# WHAT YOU NEED TO DO:
Using the data below, copy every line that contains the word "Adapter".

START INFORMATION PROVIDED

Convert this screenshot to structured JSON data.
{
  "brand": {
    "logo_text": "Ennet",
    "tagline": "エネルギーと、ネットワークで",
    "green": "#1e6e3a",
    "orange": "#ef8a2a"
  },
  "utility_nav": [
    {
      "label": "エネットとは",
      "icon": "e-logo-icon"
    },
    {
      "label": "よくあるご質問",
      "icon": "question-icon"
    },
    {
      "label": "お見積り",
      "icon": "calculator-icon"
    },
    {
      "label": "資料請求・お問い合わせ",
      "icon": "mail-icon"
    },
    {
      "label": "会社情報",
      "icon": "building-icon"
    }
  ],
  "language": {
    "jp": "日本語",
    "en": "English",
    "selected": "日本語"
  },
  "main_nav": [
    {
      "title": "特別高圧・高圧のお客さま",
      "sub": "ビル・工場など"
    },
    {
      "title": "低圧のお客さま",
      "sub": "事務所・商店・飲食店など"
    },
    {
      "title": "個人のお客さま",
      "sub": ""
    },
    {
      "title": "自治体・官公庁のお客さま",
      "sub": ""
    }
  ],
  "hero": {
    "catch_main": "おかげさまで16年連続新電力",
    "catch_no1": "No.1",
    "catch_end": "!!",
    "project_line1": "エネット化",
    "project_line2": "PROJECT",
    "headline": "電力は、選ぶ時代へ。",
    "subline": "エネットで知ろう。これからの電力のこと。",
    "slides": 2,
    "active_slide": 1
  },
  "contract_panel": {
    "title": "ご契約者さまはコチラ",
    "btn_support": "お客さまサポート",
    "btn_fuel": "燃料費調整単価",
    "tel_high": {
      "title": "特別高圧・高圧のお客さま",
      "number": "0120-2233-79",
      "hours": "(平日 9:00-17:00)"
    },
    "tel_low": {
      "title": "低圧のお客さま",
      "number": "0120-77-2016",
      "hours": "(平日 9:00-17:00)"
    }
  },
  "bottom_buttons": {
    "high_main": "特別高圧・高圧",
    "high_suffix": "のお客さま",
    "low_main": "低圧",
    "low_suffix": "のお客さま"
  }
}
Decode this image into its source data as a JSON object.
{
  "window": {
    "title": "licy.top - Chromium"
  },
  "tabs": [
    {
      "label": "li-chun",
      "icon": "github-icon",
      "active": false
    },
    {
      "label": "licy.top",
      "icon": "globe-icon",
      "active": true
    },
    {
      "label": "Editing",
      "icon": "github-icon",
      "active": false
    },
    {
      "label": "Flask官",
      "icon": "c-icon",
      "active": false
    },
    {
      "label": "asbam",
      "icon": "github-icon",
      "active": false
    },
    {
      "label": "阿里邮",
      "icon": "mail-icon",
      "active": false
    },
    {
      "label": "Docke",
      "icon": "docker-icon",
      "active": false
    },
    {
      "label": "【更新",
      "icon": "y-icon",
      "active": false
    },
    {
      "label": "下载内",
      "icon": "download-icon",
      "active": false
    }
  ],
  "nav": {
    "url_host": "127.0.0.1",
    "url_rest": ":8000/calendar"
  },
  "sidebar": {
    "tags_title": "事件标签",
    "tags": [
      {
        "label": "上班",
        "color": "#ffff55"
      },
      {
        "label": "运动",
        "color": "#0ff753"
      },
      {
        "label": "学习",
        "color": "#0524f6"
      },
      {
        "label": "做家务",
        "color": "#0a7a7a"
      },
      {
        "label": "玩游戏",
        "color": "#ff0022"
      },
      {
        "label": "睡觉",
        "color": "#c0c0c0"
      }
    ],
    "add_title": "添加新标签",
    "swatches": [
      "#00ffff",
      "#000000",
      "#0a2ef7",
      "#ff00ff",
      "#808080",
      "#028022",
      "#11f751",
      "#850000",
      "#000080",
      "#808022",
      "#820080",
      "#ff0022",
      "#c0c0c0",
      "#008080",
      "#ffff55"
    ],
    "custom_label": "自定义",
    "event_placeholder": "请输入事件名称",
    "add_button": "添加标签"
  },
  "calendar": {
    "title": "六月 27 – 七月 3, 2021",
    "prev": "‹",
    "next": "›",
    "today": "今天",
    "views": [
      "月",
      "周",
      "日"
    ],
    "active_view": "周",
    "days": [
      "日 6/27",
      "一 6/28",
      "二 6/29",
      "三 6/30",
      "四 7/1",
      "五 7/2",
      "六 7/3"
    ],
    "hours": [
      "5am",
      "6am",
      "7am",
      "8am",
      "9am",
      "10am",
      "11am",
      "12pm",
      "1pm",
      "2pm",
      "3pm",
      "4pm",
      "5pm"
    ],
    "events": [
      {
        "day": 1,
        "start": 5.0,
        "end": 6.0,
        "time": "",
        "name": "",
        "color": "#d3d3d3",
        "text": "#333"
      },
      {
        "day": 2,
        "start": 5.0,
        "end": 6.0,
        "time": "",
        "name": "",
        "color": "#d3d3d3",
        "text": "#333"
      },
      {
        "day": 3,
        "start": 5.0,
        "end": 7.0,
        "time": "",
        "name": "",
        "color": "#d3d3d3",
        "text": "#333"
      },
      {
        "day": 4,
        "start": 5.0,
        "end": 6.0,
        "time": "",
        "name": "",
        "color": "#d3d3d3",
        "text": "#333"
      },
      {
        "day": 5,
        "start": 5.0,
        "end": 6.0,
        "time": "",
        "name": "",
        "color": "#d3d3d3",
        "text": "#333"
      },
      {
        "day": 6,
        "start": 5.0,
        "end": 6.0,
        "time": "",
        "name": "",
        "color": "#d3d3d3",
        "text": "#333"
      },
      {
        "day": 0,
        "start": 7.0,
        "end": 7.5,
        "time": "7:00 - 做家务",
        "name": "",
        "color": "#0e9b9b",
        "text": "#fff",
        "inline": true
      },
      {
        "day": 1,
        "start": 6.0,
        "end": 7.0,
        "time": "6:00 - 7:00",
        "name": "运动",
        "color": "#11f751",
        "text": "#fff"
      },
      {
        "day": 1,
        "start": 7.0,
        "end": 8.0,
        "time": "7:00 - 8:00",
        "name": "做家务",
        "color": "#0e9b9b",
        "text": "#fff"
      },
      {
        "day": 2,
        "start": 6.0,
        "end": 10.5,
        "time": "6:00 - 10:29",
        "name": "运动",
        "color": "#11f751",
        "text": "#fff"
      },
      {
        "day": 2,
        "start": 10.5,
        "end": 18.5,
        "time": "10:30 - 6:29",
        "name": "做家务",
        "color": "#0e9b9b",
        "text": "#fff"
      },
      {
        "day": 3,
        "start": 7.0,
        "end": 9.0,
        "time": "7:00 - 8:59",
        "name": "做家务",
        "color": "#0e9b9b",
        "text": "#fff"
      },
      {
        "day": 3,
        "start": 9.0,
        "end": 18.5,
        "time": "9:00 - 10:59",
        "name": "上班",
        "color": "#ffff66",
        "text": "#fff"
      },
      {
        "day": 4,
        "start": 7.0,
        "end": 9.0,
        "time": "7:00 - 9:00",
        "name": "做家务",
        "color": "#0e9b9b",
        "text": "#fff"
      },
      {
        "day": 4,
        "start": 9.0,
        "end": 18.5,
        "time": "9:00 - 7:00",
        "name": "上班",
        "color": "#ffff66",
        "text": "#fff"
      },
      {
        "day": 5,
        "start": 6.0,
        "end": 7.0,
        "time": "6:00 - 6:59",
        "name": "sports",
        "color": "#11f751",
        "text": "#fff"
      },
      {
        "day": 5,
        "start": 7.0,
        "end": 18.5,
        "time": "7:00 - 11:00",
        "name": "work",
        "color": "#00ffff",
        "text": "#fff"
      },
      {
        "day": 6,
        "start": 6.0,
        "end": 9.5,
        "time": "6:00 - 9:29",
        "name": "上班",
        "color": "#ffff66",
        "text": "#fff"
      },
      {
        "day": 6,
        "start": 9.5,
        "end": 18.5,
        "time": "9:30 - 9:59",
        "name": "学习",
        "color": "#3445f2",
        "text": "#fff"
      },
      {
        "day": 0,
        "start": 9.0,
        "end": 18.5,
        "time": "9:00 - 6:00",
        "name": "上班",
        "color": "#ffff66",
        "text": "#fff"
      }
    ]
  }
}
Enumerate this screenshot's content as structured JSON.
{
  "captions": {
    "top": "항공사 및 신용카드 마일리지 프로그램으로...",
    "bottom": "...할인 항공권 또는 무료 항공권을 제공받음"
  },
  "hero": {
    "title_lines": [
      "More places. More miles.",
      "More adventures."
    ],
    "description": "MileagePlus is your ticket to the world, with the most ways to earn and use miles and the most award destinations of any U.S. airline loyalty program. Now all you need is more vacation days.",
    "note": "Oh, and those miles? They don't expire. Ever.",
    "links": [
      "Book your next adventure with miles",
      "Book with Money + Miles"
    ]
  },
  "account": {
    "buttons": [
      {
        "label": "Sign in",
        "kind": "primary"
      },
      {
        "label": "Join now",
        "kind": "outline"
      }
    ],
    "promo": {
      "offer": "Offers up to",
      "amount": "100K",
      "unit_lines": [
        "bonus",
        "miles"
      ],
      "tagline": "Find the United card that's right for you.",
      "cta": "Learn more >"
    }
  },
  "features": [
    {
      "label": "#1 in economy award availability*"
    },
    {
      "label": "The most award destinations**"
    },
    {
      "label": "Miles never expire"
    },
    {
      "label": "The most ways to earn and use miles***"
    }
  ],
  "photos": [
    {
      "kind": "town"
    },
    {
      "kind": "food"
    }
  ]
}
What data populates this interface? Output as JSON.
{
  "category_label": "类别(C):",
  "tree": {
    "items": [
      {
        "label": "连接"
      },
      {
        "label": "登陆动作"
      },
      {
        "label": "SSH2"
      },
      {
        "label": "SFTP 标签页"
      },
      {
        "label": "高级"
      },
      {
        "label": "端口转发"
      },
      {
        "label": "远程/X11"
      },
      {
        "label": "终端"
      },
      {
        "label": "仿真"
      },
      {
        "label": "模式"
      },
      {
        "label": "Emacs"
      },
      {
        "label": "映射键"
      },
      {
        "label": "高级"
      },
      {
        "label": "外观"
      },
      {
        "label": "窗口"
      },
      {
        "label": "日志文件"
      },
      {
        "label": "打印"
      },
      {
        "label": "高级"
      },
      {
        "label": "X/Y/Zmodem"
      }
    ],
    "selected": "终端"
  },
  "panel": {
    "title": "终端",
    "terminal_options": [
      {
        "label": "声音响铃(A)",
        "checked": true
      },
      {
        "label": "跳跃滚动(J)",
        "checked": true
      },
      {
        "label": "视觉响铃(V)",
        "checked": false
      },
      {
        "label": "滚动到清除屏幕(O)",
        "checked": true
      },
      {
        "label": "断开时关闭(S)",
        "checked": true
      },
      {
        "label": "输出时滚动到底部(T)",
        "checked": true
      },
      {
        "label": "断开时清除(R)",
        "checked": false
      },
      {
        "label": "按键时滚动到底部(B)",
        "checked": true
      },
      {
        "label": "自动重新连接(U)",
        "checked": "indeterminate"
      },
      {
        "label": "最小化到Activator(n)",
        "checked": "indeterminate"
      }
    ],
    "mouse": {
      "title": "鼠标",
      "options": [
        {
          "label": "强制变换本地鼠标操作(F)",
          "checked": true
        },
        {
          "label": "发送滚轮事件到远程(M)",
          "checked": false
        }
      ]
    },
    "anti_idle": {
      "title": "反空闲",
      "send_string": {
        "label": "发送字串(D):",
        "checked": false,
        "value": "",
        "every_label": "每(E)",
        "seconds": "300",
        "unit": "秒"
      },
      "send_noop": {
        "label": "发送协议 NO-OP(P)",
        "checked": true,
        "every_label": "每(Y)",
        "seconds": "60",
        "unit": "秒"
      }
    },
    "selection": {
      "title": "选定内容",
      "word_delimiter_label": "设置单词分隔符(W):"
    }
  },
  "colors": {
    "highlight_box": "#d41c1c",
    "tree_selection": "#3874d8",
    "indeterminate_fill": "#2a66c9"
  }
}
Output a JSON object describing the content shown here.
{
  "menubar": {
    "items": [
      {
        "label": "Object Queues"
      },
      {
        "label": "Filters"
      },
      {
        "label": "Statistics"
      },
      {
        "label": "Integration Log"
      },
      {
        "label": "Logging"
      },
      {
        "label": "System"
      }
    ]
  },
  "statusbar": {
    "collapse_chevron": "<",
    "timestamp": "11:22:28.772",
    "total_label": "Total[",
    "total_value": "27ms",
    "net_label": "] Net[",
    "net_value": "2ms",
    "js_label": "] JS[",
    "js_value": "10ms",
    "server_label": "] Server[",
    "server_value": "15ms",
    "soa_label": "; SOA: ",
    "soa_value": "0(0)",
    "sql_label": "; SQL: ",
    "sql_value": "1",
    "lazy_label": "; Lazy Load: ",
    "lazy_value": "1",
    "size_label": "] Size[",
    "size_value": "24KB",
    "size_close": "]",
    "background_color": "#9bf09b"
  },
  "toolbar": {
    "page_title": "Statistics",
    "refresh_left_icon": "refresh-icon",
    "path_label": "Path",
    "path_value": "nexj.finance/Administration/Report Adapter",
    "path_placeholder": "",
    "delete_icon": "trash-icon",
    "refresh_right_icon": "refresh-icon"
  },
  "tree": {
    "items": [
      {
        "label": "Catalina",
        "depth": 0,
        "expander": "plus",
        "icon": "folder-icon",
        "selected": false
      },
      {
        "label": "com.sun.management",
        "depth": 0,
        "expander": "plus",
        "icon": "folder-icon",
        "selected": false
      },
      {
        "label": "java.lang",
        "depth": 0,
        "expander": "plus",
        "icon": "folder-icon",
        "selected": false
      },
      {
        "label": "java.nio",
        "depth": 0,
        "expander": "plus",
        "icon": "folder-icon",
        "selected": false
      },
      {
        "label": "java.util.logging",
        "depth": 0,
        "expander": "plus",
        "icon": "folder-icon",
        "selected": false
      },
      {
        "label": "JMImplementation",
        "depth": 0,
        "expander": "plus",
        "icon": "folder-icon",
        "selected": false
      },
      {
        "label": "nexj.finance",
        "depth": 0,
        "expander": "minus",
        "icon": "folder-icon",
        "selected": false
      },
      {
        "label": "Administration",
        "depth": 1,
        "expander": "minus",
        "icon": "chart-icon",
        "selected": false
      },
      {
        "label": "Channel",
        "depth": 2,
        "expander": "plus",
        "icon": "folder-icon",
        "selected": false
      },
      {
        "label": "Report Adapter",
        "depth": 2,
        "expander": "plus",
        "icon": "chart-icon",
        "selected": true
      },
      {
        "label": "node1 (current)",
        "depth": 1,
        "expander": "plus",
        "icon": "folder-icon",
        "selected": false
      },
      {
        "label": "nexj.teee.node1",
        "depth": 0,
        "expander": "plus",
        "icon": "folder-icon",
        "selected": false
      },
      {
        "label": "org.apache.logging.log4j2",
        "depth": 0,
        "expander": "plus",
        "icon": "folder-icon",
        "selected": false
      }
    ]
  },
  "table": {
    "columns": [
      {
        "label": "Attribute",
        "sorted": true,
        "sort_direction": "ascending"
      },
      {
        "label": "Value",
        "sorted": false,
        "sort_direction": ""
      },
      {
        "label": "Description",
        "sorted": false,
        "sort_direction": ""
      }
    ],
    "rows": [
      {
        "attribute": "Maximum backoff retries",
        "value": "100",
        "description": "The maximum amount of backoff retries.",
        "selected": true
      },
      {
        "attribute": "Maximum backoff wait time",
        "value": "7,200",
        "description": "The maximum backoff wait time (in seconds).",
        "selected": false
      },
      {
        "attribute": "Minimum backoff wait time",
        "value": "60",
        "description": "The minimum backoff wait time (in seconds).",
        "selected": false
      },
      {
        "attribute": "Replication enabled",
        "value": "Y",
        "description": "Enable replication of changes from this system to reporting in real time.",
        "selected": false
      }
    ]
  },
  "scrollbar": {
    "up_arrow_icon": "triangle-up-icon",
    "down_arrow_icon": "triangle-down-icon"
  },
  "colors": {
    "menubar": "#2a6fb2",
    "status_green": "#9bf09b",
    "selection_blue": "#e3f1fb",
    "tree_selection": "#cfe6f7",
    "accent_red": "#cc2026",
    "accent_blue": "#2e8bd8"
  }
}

END INFORMATION PROVIDED

# SOLUTION TO THIS TASK:
    "path_value": "nexj.finance/Administration/Report Adapter",
        "label": "Report Adapter",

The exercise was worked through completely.